Your task is to copy every line of the records below that contains "lambda".

__Figure collection entries__

--- Begin ---

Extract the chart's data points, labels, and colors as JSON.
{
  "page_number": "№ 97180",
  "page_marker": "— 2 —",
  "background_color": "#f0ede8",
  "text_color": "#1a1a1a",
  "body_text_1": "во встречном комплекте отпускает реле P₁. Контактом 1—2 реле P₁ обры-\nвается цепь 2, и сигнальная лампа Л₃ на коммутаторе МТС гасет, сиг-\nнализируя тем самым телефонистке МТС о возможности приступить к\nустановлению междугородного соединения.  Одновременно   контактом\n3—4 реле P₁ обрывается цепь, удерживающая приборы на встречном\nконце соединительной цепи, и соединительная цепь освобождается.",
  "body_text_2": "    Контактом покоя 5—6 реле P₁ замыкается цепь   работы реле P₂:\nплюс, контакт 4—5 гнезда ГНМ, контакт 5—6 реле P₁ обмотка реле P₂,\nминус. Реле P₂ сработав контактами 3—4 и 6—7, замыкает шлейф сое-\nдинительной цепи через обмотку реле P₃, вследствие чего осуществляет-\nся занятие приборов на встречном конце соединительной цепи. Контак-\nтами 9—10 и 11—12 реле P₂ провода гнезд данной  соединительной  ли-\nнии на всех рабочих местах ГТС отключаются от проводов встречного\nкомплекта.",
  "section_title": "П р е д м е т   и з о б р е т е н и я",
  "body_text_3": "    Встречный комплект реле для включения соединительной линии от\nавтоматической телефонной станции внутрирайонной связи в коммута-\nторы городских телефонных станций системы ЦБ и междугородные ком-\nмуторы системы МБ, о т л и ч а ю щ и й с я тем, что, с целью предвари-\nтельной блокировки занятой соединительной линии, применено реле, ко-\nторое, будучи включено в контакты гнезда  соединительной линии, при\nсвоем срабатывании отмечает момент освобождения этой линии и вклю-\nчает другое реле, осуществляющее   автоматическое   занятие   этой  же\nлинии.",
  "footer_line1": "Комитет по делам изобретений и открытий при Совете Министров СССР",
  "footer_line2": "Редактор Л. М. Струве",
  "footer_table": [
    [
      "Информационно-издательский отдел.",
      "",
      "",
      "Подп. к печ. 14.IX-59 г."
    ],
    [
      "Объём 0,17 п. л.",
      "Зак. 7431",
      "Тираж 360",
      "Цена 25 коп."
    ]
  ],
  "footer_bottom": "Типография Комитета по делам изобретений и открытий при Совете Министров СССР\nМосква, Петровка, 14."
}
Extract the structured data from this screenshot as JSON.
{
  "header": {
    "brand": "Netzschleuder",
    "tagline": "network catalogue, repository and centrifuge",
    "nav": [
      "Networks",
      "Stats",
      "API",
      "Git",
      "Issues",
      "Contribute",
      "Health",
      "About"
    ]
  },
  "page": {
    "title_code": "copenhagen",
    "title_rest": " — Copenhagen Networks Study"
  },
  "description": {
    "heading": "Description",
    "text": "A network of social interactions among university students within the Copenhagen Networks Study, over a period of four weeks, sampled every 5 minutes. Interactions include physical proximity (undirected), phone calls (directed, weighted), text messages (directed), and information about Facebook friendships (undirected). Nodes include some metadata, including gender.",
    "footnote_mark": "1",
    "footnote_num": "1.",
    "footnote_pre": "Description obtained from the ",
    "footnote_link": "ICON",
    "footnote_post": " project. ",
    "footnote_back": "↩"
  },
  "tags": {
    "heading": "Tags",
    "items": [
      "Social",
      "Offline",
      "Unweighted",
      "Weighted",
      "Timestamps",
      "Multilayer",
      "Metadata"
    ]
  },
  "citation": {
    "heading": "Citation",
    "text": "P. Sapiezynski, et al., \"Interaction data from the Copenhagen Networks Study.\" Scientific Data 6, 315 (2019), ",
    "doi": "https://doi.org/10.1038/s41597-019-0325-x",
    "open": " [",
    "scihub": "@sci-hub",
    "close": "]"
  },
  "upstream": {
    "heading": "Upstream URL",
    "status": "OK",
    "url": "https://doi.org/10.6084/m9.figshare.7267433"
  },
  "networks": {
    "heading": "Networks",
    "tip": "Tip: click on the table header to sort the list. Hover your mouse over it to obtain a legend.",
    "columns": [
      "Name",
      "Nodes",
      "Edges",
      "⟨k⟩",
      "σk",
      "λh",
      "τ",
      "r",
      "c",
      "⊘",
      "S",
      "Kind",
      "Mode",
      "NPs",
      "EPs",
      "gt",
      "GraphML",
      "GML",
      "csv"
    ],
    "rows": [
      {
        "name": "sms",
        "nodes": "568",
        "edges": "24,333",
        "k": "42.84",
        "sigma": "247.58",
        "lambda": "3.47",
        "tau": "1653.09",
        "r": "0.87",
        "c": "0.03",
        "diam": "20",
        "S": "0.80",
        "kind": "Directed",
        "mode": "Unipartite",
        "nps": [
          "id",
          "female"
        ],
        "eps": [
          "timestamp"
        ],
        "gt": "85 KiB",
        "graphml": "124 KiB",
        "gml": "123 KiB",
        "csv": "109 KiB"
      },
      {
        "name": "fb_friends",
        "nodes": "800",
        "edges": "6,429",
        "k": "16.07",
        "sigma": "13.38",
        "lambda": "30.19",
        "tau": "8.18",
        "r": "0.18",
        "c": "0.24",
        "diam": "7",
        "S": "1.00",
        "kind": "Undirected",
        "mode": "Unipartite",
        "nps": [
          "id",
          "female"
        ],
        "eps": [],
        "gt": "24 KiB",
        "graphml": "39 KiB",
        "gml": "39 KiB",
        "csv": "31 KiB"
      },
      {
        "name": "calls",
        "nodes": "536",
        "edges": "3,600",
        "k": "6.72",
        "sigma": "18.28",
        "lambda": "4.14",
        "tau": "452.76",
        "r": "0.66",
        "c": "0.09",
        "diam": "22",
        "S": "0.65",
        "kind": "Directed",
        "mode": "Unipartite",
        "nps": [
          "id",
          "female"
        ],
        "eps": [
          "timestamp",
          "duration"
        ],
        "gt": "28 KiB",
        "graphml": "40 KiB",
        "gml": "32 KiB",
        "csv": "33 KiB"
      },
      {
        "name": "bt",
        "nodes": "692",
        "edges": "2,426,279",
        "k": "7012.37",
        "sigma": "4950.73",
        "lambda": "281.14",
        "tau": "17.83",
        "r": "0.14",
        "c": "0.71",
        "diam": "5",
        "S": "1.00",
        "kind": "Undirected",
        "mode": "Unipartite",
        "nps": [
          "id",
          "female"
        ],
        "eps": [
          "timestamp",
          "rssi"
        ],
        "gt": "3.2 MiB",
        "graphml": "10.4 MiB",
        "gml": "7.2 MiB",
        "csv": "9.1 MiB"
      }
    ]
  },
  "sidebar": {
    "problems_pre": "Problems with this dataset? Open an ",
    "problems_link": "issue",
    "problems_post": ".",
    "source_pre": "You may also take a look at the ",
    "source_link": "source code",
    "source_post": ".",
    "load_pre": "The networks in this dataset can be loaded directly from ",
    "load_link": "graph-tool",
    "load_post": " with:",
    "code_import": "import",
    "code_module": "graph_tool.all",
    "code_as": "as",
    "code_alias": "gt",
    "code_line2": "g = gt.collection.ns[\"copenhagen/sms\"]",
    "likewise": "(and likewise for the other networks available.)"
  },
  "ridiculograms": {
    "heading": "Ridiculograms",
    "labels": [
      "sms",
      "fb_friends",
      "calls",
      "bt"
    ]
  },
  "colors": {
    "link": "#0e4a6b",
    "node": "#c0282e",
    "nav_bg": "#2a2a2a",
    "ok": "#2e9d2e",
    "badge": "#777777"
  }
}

--- End ---

__RESULT__
        "lambda": "3.47",
        "lambda": "30.19",
        "lambda": "4.14",
        "lambda": "281.14",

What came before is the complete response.